§ Exercise aim
Extract all lines that hold "demonstrate" from the records below.

[Dataset items]

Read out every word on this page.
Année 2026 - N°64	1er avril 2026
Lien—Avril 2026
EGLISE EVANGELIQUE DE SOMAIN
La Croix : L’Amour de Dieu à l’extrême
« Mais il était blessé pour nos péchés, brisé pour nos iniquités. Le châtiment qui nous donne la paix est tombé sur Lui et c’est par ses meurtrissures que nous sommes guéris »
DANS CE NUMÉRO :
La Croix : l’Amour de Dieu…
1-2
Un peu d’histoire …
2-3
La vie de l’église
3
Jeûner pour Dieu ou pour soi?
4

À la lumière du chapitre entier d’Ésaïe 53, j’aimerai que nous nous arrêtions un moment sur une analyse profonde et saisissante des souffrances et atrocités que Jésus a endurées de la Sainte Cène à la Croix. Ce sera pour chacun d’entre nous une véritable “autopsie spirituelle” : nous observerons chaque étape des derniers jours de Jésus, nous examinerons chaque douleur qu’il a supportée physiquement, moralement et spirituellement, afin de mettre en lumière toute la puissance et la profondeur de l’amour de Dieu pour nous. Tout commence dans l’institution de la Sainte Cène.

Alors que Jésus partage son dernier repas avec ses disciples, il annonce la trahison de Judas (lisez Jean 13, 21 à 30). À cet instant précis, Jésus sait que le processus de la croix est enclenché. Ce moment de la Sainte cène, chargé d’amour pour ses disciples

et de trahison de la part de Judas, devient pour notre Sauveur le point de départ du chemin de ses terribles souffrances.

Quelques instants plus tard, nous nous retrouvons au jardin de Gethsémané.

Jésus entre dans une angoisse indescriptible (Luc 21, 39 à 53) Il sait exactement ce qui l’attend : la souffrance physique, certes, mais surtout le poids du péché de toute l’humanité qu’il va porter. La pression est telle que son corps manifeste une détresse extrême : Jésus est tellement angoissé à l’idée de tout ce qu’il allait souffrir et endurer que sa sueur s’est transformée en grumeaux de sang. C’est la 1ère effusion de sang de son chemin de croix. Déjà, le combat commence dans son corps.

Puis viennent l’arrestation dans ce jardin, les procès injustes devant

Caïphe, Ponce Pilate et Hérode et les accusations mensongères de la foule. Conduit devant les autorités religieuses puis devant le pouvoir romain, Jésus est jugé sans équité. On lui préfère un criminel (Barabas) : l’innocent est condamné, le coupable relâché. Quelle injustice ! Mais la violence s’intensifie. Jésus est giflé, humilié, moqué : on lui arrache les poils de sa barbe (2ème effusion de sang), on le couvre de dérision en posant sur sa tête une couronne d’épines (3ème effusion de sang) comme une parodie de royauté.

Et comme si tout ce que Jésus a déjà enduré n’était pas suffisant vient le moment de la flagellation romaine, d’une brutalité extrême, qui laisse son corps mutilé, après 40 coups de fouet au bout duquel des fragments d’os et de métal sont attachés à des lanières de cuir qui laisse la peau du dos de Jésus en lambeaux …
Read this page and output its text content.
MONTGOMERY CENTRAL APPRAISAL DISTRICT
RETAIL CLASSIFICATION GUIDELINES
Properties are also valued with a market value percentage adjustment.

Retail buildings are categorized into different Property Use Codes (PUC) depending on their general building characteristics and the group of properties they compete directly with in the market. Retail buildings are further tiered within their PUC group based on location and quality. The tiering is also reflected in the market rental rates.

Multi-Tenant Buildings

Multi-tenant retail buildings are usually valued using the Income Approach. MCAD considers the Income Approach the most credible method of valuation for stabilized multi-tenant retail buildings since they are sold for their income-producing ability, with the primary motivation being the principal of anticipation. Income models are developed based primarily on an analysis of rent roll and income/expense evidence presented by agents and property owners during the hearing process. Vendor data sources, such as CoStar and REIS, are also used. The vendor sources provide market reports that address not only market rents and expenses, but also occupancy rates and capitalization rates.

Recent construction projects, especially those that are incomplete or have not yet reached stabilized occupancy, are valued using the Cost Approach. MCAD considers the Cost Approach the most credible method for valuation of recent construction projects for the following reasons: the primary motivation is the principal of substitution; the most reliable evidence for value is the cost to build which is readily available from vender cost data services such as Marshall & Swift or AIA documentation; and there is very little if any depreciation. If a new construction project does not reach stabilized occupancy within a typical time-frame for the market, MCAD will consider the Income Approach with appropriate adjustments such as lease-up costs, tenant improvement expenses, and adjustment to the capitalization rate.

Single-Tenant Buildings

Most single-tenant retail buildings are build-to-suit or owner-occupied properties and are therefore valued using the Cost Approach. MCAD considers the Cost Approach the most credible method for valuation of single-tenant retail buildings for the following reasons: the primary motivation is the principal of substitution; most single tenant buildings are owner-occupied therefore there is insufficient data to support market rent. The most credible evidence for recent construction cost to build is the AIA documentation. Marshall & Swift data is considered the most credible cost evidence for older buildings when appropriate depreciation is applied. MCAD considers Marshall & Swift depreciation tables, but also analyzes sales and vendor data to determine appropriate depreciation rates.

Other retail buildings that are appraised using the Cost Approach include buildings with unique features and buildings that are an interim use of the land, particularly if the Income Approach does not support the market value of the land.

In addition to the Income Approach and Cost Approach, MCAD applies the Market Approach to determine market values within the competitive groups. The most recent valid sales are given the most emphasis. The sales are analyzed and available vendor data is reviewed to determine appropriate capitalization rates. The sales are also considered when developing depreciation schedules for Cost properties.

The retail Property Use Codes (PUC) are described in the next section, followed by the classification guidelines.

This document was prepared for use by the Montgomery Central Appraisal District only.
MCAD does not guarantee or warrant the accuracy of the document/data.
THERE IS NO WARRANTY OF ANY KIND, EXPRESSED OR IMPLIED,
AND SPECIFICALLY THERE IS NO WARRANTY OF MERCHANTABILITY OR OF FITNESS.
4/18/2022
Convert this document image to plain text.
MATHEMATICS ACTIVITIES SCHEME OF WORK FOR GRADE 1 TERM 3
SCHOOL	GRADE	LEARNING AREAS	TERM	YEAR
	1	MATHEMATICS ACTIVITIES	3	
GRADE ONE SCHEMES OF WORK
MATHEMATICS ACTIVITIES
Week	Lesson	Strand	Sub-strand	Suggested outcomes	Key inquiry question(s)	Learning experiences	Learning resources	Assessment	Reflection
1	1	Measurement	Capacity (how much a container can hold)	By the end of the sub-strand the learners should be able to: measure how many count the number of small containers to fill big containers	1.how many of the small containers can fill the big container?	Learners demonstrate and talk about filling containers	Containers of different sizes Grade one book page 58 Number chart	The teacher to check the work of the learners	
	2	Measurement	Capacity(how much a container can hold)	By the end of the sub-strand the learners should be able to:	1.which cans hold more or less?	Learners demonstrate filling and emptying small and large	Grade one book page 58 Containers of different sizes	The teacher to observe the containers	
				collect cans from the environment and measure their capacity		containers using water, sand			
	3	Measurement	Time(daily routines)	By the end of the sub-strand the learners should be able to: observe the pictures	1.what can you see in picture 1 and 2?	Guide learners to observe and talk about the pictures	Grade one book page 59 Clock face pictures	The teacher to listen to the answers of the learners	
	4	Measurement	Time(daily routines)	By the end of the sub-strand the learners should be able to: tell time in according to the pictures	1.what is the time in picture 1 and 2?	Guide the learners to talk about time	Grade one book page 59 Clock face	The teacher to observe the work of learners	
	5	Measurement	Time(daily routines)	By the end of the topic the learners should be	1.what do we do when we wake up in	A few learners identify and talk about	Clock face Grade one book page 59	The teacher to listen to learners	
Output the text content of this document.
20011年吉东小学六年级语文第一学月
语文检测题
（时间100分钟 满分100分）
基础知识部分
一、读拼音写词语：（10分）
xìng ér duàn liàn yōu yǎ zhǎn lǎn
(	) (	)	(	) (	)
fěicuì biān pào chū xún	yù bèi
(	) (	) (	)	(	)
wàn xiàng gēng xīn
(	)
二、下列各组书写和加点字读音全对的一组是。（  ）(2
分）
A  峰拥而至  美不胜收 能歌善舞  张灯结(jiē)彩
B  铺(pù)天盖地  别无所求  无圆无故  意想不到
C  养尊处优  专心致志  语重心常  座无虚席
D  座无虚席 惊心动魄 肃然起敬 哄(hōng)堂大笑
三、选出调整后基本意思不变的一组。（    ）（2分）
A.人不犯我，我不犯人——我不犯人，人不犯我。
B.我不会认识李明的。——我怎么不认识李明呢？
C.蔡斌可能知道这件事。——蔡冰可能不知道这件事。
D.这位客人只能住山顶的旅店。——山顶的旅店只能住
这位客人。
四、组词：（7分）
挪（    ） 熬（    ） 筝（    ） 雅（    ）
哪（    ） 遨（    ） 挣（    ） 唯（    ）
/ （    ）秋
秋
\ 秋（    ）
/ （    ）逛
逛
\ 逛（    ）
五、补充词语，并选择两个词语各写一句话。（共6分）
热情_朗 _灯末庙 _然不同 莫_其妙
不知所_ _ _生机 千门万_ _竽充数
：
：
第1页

§ Answer to the exercise
1	1	Measurement	Capacity (how much a container can hold)	By the end of the sub-strand the learners should be able to: measure how many count the number of small containers to fill big containers	1.how many of the small containers can fill the big container?	Learners demonstrate and talk about filling containers	Containers of different sizes Grade one book page 58 Number chart	The teacher to check the work of the learners	
	2	Measurement	Capacity(how much a container can hold)	By the end of the sub-strand the learners should be able to:	1.which cans hold more or less?	Learners demonstrate filling and emptying small and large	Grade one book page 58 Containers of different sizes	The teacher to observe the containers	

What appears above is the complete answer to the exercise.